PROVIDED PASSAGE:
The Poisson bootstrap instead draws samples assuming all $W_i$'s are independently and identically distributed as Poisson variables with mean 1.
The rationale is that the limit of the binomial distribution is Poisson:

$\lim_{n\to \infty} \operatorname{Binomial}(n,1/n) = \operatorname{Poisson}(1)$

The Poisson bootstrap had been proposed by Hanley and MacGibbon as potentially useful for non-statisticians using software like SAS and SPSS, which lacked the bootstrap packages of R and S-Plus programming languages. The same authors report that for large enough n, the results are relatively similar to the nonparametric bootstrap estimates but go on to note the Poisson bootstrap has seen minimal use in applications.

Another proposed advantage of the Poisson bootstrap is the independence of the $W_i$ makes the method easier to apply for large datasets that must be processed as streams.

A way to improve on the Poisson bootstrap, termed "sequential bootstrap", is by taking the first samples so that the proportion of unique values is ≈0.632 of the original sample size n. This provides a distribution with main empirical characteristics being within a distance of $O(n^{3/4})$. Empirical investigation has shown this method can yield good results. This is related to the reduced bootstrap method.

=== Bag of Little Bootstraps ===
For massive data sets, it is often computationally prohibitive to hold all the sample data in memory and resample from the sample data. The Bag of Little Bootstraps (BLB) provides a method of pre-aggregating data before bootstrapping to reduce computational constraints. This works by partitioning the data set into $b$ equal-sized buckets and aggregating the data within each bucket. This pre-aggregated data set becomes the new sample data over which to draw samples with replacement. This method is similar to the Block Bootstrap, but the motivations and definitions of the blocks are very different. Under certain assumptions, the sample distribution should approximate the full bootstrapped scenario. One constraint is the number of buckets $b=n^\gamma$where $\gamma \in [0.5, 1]$ and the authors recommend usage of $b=n^{0.7}$ as a general solution.

== Choice of statistic ==

The bootstrap distribution of a point estimator of a population parameter has been used to produce a bootstrapped confidence interval for the parameter's true value if the parameter can be written as a function of the population's distribution.

Population parameters are estimated with many point estimators. Popular families of point-estimators include mean-unbiased minimum-variance estimators, median-unbiased estimators, Bayesian estimators (for example, the posterior distribution's mode, median, mean), and maximum-likelihood estimators.

A Bayesian point estimator and a maximum-likelihood estimator have good performance when the sample size is infinite, according to asymptotic theory. For practical problems with finite samples, other estimators may be preferable. Asymptotic theory suggests techniques that often improve the performance of bootstrapped estimators; the bootstrapping of a maximum-likelihood estimator may often be improved using transformations related to pivotal quantities.

== Deriving confidence intervals from the bootstrap distribution ==
The bootstrap distribution of a parameter-estimator is often used to calculate confidence intervals for its population-parameter. A variety of methods for constructing the confidence intervals have been proposed, although there is disagreement which method is the best.

EXERCISE DATA:
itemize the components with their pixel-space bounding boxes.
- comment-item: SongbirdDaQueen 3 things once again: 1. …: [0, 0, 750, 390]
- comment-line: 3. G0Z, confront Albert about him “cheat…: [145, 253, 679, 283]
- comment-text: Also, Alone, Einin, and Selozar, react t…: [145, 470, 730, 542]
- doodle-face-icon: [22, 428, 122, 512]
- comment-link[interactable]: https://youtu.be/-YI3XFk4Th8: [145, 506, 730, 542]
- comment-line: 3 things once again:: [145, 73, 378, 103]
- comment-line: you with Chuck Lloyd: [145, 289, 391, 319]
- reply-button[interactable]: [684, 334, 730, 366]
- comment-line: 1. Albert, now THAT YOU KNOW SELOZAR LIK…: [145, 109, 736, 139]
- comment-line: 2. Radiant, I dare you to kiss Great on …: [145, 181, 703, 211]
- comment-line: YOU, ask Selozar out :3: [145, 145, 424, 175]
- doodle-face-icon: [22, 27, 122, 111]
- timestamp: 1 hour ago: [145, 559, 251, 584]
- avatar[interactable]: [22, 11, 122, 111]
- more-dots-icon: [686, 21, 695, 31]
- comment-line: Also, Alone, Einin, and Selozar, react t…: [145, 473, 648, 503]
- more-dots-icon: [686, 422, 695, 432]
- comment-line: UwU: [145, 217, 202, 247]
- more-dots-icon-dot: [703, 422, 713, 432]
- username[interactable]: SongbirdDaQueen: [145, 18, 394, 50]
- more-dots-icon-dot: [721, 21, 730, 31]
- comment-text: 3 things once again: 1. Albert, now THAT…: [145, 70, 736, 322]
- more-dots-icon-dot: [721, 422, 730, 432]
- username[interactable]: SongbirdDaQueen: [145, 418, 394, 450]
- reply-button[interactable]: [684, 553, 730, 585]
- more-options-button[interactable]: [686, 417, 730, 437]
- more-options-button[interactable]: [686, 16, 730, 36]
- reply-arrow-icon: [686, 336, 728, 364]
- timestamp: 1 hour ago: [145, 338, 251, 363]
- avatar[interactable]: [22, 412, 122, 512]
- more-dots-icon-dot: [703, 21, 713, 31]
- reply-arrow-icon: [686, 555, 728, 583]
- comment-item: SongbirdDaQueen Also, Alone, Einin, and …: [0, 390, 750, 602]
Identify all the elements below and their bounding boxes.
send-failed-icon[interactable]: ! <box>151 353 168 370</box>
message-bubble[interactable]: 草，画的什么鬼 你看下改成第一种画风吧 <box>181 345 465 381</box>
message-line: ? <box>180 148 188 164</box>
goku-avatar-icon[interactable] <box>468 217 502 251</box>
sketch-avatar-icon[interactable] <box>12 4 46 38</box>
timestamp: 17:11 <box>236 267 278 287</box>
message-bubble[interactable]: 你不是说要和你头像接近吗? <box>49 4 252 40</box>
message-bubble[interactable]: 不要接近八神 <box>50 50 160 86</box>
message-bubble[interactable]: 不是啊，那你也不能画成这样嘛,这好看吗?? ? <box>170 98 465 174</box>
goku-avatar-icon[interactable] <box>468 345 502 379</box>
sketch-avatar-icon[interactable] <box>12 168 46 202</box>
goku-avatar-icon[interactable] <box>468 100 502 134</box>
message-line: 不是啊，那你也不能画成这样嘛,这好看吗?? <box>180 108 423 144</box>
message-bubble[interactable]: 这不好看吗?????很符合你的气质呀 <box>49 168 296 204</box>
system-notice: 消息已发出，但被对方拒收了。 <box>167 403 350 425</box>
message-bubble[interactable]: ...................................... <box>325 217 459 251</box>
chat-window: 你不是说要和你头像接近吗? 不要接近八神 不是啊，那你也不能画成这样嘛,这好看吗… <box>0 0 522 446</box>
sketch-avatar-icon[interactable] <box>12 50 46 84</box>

EXERCISE INSTRUCTIONS:
Resume the passage on statistical bootstrapping after its final sentence, the one about disagreement over the best method for constructing confidence intervals.

TASK ANSWER:
=== Desirable properties ===
The survey of bootstrap confidence interval methods of DiCiccio and Efron and consequent discussion lists several desired properties of confidence intervals, which generally are not all simultaneously met.

- Transformation invariant - the confidence intervals from bootstrapping transformed data (e.g., by taking the logarithm) would ideally be the same as transforming the confidence intervals from bootstrapping the untransformed data.
- Confidence intervals should be valid or consistent, i.e., the probability a parameter is in a confidence interval with nominal level $1 - \alpha$ should be equal to or at least converge in probability to $1 - \alpha$. The latter criteria is both refined and expanded using the framework of Hall. The refinements are to distinguish between methods based on how fast the true coverage probability approaches the nominal value, where a method is (using DiCiccio and Efron's terminology) first-order accurate if the error term in the approximation is $O(1 / \sqrt{n})$ and second-order accurate if the error term is $O(n^{-1})$. In addition, methods are distinguished by the speed with which the estimated bootstrap critical point converges to the true (unknown) point, and a method is second-order correct when this rate is $O_p(n^{-3/2})$.
- Gleser in the discussion of the paper argues that a limitation of the asymptotic descriptions in the previous bullet is that the $O(\cdot)$ terms are not necessarily uniform in the parameters or true distribution.

=== Bias, asymmetry, and confidence intervals ===
- Bias: The bootstrap distribution and the sample may disagree systematically, in which case bias may occur.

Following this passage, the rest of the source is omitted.